- [What needs to be done] Copy only this range: the line with "Type out the text in this image." through the final line of the material, inclusive at both ends.

- [Records]

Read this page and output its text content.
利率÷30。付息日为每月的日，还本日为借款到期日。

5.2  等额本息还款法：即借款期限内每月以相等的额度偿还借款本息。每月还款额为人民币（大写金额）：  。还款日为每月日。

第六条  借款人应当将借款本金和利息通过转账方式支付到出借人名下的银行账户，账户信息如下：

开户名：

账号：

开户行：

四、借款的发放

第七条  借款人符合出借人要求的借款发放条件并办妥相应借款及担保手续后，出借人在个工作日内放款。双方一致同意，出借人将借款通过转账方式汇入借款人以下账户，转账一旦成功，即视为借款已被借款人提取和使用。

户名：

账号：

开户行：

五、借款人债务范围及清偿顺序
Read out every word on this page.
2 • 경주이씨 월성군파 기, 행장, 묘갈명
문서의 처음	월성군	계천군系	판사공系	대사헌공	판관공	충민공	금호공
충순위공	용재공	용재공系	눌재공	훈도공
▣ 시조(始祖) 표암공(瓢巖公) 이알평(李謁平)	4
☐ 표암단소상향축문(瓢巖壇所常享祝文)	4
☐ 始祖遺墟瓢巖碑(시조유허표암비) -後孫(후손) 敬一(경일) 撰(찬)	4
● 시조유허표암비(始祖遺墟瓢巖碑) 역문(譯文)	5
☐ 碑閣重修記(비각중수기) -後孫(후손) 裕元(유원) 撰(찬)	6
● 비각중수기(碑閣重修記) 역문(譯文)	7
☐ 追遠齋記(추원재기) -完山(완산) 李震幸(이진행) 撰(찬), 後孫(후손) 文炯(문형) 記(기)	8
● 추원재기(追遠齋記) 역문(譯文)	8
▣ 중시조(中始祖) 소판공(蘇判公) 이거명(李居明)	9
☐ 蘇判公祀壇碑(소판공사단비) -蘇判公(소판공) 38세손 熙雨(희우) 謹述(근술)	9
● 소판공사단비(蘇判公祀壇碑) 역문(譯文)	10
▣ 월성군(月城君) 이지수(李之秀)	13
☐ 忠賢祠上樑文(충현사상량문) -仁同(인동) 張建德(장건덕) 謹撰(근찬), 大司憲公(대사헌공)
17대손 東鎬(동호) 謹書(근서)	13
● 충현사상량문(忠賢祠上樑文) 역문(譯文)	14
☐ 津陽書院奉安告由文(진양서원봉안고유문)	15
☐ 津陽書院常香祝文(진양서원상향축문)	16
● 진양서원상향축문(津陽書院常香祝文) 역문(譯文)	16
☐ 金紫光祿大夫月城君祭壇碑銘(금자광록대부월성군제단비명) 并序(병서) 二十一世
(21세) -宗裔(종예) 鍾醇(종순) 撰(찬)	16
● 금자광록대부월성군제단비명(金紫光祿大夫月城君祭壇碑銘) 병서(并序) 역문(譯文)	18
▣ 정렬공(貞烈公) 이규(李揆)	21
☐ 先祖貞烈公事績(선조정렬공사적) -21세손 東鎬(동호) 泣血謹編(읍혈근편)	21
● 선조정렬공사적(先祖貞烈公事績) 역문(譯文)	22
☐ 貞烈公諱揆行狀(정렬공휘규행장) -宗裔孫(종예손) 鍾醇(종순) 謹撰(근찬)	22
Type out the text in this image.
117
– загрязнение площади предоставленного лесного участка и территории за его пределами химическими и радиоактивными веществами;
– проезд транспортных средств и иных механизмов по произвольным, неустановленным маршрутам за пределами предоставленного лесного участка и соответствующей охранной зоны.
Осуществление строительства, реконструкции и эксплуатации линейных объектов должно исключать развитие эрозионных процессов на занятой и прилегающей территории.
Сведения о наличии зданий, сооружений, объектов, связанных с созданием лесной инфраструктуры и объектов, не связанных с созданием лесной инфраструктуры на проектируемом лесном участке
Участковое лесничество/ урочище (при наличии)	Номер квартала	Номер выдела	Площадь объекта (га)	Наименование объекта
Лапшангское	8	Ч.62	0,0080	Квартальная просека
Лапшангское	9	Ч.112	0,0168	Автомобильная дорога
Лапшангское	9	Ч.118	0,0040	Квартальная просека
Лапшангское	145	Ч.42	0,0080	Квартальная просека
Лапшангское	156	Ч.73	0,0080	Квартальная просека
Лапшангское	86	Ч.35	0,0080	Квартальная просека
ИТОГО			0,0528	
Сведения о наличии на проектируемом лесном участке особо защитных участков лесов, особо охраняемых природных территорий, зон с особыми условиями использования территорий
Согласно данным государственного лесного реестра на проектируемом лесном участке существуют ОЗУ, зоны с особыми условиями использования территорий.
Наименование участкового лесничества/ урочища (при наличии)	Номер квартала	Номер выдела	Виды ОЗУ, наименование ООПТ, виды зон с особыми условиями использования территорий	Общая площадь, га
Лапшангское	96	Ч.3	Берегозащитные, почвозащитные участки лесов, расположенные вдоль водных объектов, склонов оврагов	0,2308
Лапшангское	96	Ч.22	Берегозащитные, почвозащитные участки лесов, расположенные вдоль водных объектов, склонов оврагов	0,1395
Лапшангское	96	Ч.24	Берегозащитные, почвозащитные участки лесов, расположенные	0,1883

- [Result]
Type out the text in this image.
117
– загрязнение площади предоставленного лесного участка и территории за его пределами химическими и радиоактивными веществами;
– проезд транспортных средств и иных механизмов по произвольным, неустановленным маршрутам за пределами предоставленного лесного участка и соответствующей охранной зоны.
Осуществление строительства, реконструкции и эксплуатации линейных объектов должно исключать развитие эрозионных процессов на занятой и прилегающей территории.
Сведения о наличии зданий, сооружений, объектов, связанных с созданием лесной инфраструктуры и объектов, не связанных с созданием лесной инфраструктуры на проектируемом лесном участке
Участковое лесничество/ урочище (при наличии)	Номер квартала	Номер выдела	Площадь объекта (га)	Наименование объекта
Лапшангское	8	Ч.62	0,0080	Квартальная просека
Лапшангское	9	Ч.112	0,0168	Автомобильная дорога
Лапшангское	9	Ч.118	0,0040	Квартальная просека
Лапшангское	145	Ч.42	0,0080	Квартальная просека
Лапшангское	156	Ч.73	0,0080	Квартальная просека
Лапшангское	86	Ч.35	0,0080	Квартальная просека
ИТОГО			0,0528	
Сведения о наличии на проектируемом лесном участке особо защитных участков лесов, особо охраняемых природных территорий, зон с особыми условиями использования территорий
Согласно данным государственного лесного реестра на проектируемом лесном участке существуют ОЗУ, зоны с особыми условиями использования территорий.
Наименование участкового лесничества/ урочища (при наличии)	Номер квартала	Номер выдела	Виды ОЗУ, наименование ООПТ, виды зон с особыми условиями использования территорий	Общая площадь, га
Лапшангское	96	Ч.3	Берегозащитные, почвозащитные участки лесов, расположенные вдоль водных объектов, склонов оврагов	0,2308
Лапшангское	96	Ч.22	Берегозащитные, почвозащитные участки лесов, расположенные вдоль водных объектов, склонов оврагов	0,1395
Лапшангское	96	Ч.24	Берегозащитные, почвозащитные участки лесов, расположенные	0,1883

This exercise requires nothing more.